> **Work to complete**: Reproduce all the entries precisely.

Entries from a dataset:
------

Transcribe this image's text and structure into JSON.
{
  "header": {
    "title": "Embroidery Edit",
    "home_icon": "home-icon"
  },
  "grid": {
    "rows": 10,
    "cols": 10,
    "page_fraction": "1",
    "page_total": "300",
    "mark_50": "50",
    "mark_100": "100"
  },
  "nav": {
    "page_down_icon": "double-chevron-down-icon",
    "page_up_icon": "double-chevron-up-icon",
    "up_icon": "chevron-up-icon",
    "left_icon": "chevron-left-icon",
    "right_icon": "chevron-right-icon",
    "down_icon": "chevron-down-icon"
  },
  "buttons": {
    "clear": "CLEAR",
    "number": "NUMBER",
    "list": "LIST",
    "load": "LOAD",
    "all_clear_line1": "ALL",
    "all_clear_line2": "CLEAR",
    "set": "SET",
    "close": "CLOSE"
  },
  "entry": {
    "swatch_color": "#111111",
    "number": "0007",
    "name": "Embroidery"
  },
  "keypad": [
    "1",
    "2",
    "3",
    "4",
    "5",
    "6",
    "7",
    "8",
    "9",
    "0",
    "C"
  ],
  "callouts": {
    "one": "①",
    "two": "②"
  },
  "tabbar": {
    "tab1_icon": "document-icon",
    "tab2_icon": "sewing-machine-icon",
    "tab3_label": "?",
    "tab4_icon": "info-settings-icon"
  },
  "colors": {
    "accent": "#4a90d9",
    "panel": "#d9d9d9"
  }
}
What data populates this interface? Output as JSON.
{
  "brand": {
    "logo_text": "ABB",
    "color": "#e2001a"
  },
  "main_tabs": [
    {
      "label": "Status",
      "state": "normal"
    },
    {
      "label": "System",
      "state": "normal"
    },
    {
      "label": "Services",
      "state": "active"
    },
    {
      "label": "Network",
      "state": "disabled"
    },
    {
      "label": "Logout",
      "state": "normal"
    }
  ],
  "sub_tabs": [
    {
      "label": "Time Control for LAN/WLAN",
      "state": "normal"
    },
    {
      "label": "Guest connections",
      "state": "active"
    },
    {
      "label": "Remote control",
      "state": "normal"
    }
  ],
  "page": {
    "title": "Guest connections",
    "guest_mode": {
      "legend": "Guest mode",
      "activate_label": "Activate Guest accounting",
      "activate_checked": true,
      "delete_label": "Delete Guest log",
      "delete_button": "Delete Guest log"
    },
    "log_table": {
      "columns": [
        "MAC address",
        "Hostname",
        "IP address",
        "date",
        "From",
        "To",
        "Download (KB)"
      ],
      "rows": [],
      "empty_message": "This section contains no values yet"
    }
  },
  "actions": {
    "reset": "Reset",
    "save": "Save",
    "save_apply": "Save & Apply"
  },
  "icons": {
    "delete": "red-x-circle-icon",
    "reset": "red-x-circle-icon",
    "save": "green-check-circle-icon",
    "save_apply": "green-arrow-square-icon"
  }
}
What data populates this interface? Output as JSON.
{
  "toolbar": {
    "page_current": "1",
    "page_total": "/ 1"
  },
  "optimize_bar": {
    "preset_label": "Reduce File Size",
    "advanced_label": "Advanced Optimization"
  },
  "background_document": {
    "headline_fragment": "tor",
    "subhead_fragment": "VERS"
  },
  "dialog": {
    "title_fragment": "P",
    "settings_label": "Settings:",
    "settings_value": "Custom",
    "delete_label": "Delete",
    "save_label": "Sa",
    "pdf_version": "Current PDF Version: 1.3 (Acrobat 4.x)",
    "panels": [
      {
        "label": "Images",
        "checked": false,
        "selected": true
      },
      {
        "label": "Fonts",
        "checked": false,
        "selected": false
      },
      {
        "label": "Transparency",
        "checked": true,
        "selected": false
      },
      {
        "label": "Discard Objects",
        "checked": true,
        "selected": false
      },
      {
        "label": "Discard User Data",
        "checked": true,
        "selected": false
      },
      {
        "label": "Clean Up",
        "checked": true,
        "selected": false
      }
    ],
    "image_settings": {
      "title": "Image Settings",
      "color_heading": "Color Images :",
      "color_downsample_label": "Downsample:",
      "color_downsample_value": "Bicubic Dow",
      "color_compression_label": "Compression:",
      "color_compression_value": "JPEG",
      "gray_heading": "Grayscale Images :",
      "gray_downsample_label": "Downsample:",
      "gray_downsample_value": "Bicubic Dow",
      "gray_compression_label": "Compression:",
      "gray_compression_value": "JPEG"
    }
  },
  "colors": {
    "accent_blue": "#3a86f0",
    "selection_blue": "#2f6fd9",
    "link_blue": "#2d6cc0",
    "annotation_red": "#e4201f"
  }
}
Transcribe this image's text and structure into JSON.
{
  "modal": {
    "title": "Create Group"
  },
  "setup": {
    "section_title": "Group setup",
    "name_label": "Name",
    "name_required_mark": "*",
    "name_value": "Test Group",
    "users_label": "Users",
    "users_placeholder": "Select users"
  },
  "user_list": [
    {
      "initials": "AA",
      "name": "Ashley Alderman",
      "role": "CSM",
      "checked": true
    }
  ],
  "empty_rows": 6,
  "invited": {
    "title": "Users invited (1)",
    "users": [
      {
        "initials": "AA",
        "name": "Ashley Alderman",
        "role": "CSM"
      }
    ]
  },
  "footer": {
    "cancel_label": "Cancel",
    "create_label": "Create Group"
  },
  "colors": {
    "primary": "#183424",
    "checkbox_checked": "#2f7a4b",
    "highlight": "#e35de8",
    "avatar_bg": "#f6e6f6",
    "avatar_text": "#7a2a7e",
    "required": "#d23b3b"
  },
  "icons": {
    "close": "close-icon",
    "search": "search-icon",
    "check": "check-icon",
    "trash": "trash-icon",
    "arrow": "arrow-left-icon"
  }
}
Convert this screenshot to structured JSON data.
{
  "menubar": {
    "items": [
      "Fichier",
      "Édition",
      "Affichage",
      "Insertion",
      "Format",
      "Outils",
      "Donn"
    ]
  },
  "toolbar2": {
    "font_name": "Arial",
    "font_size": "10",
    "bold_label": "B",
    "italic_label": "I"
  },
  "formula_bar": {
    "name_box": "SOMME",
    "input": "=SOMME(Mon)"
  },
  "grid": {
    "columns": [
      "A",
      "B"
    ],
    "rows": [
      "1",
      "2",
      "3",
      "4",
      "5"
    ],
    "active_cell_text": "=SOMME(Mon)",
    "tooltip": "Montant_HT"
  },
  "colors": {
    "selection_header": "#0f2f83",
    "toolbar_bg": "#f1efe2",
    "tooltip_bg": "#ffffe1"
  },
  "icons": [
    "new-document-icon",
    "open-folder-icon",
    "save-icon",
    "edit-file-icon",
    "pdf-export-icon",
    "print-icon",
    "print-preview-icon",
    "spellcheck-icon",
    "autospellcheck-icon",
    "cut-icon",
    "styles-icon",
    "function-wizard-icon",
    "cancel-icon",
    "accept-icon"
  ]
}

------

> **Expected output**:
Transcribe this image's text and structure into JSON.
{
  "header": {
    "title": "Embroidery Edit",
    "home_icon": "home-icon"
  },
  "grid": {
    "rows": 10,
    "cols": 10,
    "page_fraction": "1",
    "page_total": "300",
    "mark_50": "50",
    "mark_100": "100"
  },
  "nav": {
    "page_down_icon": "double-chevron-down-icon",
    "page_up_icon": "double-chevron-up-icon",
    "up_icon": "chevron-up-icon",
    "left_icon": "chevron-left-icon",
    "right_icon": "chevron-right-icon",
    "down_icon": "chevron-down-icon"
  },
  "buttons": {
    "clear": "CLEAR",
    "number": "NUMBER",
    "list": "LIST",
    "load": "LOAD",
    "all_clear_line1": "ALL",
    "all_clear_line2": "CLEAR",
    "set": "SET",
    "close": "CLOSE"
  },
  "entry": {
    "swatch_color": "#111111",
    "number": "0007",
    "name": "Embroidery"
  },
  "keypad": [
    "1",
    "2",
    "3",
    "4",
    "5",
    "6",
    "7",
    "8",
    "9",
    "0",
    "C"
  ],
  "callouts": {
    "one": "①",
    "two": "②"
  },
  "tabbar": {
    "tab1_icon": "document-icon",
    "tab2_icon": "sewing-machine-icon",
    "tab3_label": "?",
    "tab4_icon": "info-settings-icon"
  },
  "colors": {
    "accent": "#4a90d9",
    "panel": "#d9d9d9"
  }
}
What data populates this interface? Output as JSON.
{
  "brand": {
    "logo_text": "ABB",
    "color": "#e2001a"
  },
  "main_tabs": [
    {
      "label": "Status",
      "state": "normal"
    },
    {
      "label": "System",
      "state": "normal"
    },
    {
      "label": "Services",
      "state": "active"
    },
    {
      "label": "Network",
      "state": "disabled"
    },
    {
      "label": "Logout",
      "state": "normal"
    }
  ],
  "sub_tabs": [
    {
      "label": "Time Control for LAN/WLAN",
      "state": "normal"
    },
    {
      "label": "Guest connections",
      "state": "active"
    },
    {
      "label": "Remote control",
      "state": "normal"
    }
  ],
  "page": {
    "title": "Guest connections",
    "guest_mode": {
      "legend": "Guest mode",
      "activate_label": "Activate Guest accounting",
      "activate_checked": true,
      "delete_label": "Delete Guest log",
      "delete_button": "Delete Guest log"
    },
    "log_table": {
      "columns": [
        "MAC address",
        "Hostname",
        "IP address",
        "date",
        "From",
        "To",
        "Download (KB)"
      ],
      "rows": [],
      "empty_message": "This section contains no values yet"
    }
  },
  "actions": {
    "reset": "Reset",
    "save": "Save",
    "save_apply": "Save & Apply"
  },
  "icons": {
    "delete": "red-x-circle-icon",
    "reset": "red-x-circle-icon",
    "save": "green-check-circle-icon",
    "save_apply": "green-arrow-square-icon"
  }
}
What data populates this interface? Output as JSON.
{
  "toolbar": {
    "page_current": "1",
    "page_total": "/ 1"
  },
  "optimize_bar": {
    "preset_label": "Reduce File Size",
    "advanced_label": "Advanced Optimization"
  },
  "background_document": {
    "headline_fragment": "tor",
    "subhead_fragment": "VERS"
  },
  "dialog": {
    "title_fragment": "P",
    "settings_label": "Settings:",
    "settings_value": "Custom",
    "delete_label": "Delete",
    "save_label": "Sa",
    "pdf_version": "Current PDF Version: 1.3 (Acrobat 4.x)",
    "panels": [
      {
        "label": "Images",
        "checked": false,
        "selected": true
      },
      {
        "label": "Fonts",
        "checked": false,
        "selected": false
      },
      {
        "label": "Transparency",
        "checked": true,
        "selected": false
      },
      {
        "label": "Discard Objects",
        "checked": true,
        "selected": false
      },
      {
        "label": "Discard User Data",
        "checked": true,
        "selected": false
      },
      {
        "label": "Clean Up",
        "checked": true,
        "selected": false
      }
    ],
    "image_settings": {
      "title": "Image Settings",
      "color_heading": "Color Images :",
      "color_downsample_label": "Downsample:",
      "color_downsample_value": "Bicubic Dow",
      "color_compression_label": "Compression:",
      "color_compression_value": "JPEG",
      "gray_heading": "Grayscale Images :",
      "gray_downsample_label": "Downsample:",
      "gray_downsample_value": "Bicubic Dow",
      "gray_compression_label": "Compression:",
      "gray_compression_value": "JPEG"
    }
  },
  "colors": {
    "accent_blue": "#3a86f0",
    "selection_blue": "#2f6fd9",
    "link_blue": "#2d6cc0",
    "annotation_red": "#e4201f"
  }
}
Transcribe this image's text and structure into JSON.
{
  "modal": {
    "title": "Create Group"
  },
  "setup": {
    "section_title": "Group setup",
    "name_label": "Name",
    "name_required_mark": "*",
    "name_value": "Test Group",
    "users_label": "Users",
    "users_placeholder": "Select users"
  },
  "user_list": [
    {
      "initials": "AA",
      "name": "Ashley Alderman",
      "role": "CSM",
      "checked": true
    }
  ],
  "empty_rows": 6,
  "invited": {
    "title": "Users invited (1)",
    "users": [
      {
        "initials": "AA",
        "name": "Ashley Alderman",
        "role": "CSM"
      }
    ]
  },
  "footer": {
    "cancel_label": "Cancel",
    "create_label": "Create Group"
  },
  "colors": {
    "primary": "#183424",
    "checkbox_checked": "#2f7a4b",
    "highlight": "#e35de8",
    "avatar_bg": "#f6e6f6",
    "avatar_text": "#7a2a7e",
    "required": "#d23b3b"
  },
  "icons": {
    "close": "close-icon",
    "search": "search-icon",
    "check": "check-icon",
    "trash": "trash-icon",
    "arrow": "arrow-left-icon"
  }
}
Convert this screenshot to structured JSON data.
{
  "menubar": {
    "items": [
      "Fichier",
      "Édition",
      "Affichage",
      "Insertion",
      "Format",
      "Outils",
      "Donn"
    ]
  },
  "toolbar2": {
    "font_name": "Arial",
    "font_size": "10",
    "bold_label": "B",
    "italic_label": "I"
  },
  "formula_bar": {
    "name_box": "SOMME",
    "input": "=SOMME(Mon)"
  },
  "grid": {
    "columns": [
      "A",
      "B"
    ],
    "rows": [
      "1",
      "2",
      "3",
      "4",
      "5"
    ],
    "active_cell_text": "=SOMME(Mon)",
    "tooltip": "Montant_HT"
  },
  "colors": {
    "selection_header": "#0f2f83",
    "toolbar_bg": "#f1efe2",
    "tooltip_bg": "#ffffe1"
  },
  "icons": [
    "new-document-icon",
    "open-folder-icon",
    "save-icon",
    "edit-file-icon",
    "pdf-export-icon",
    "print-icon",
    "print-preview-icon",
    "spellcheck-icon",
    "autospellcheck-icon",
    "cut-icon",
    "styles-icon",
    "function-wizard-icon",
    "cancel-icon",
    "accept-icon"
  ]
}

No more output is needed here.